=== Exercise directions ===
Find every line in the records below that contains "Total", and copy it.

** Opening Study material block **

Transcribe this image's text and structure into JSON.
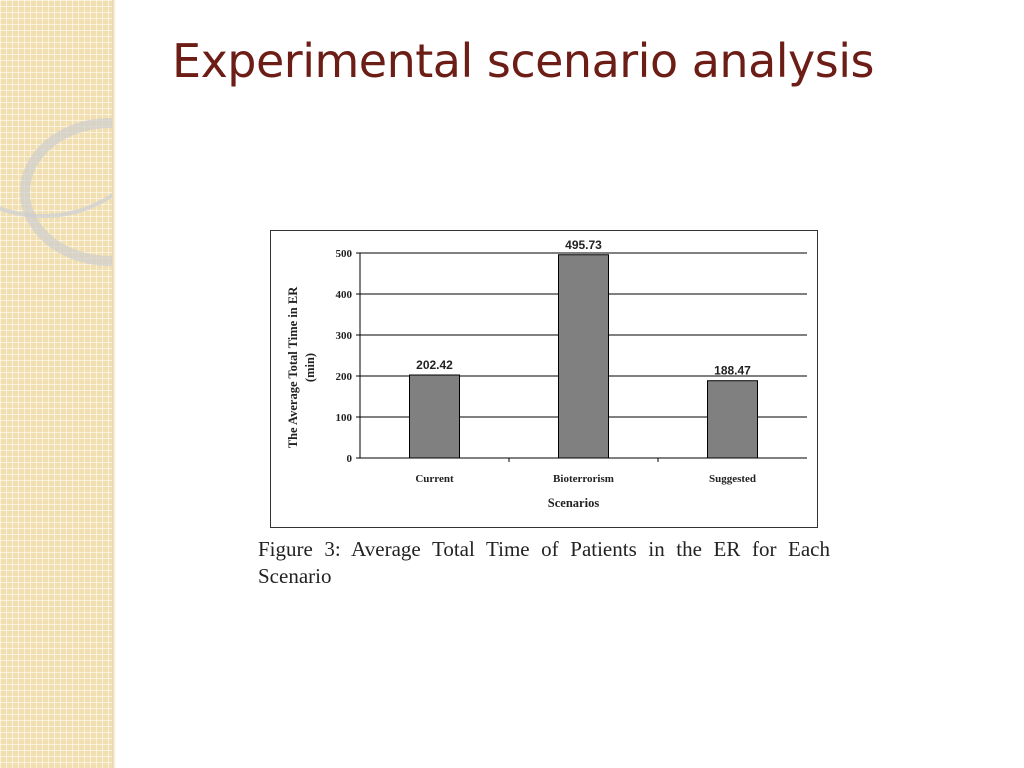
{
  "slide": {
    "title": "Experimental scenario analysis"
  },
  "figure": {
    "caption": "Figure 3: Average Total Time of Patients in the ER for Each Scenario"
  },
  "colors": {
    "bar_fill": "#808080",
    "title_color": "#6b1d16",
    "side_band": "#f1dfb2"
  },
  "chart_data": {
    "type": "bar",
    "categories": [
      "Current",
      "Bioterrorism",
      "Suggested"
    ],
    "values": [
      202.42,
      495.73,
      188.47
    ],
    "value_labels": [
      "202.42",
      "495.73",
      "188.47"
    ],
    "title": "",
    "xlabel": "Scenarios",
    "ylabel_lines": [
      "The Average Total Time in ER",
      "(min)"
    ],
    "ylim": [
      0,
      500
    ],
    "yticks": [
      0,
      100,
      200,
      300,
      400,
      500
    ],
    "grid": true,
    "legend": "none"
  }
}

** Closing Study material block **

=== Problem solution ===
    "caption": "Figure 3: Average Total Time of Patients in the ER for Each Scenario"
      "The Average Total Time in ER",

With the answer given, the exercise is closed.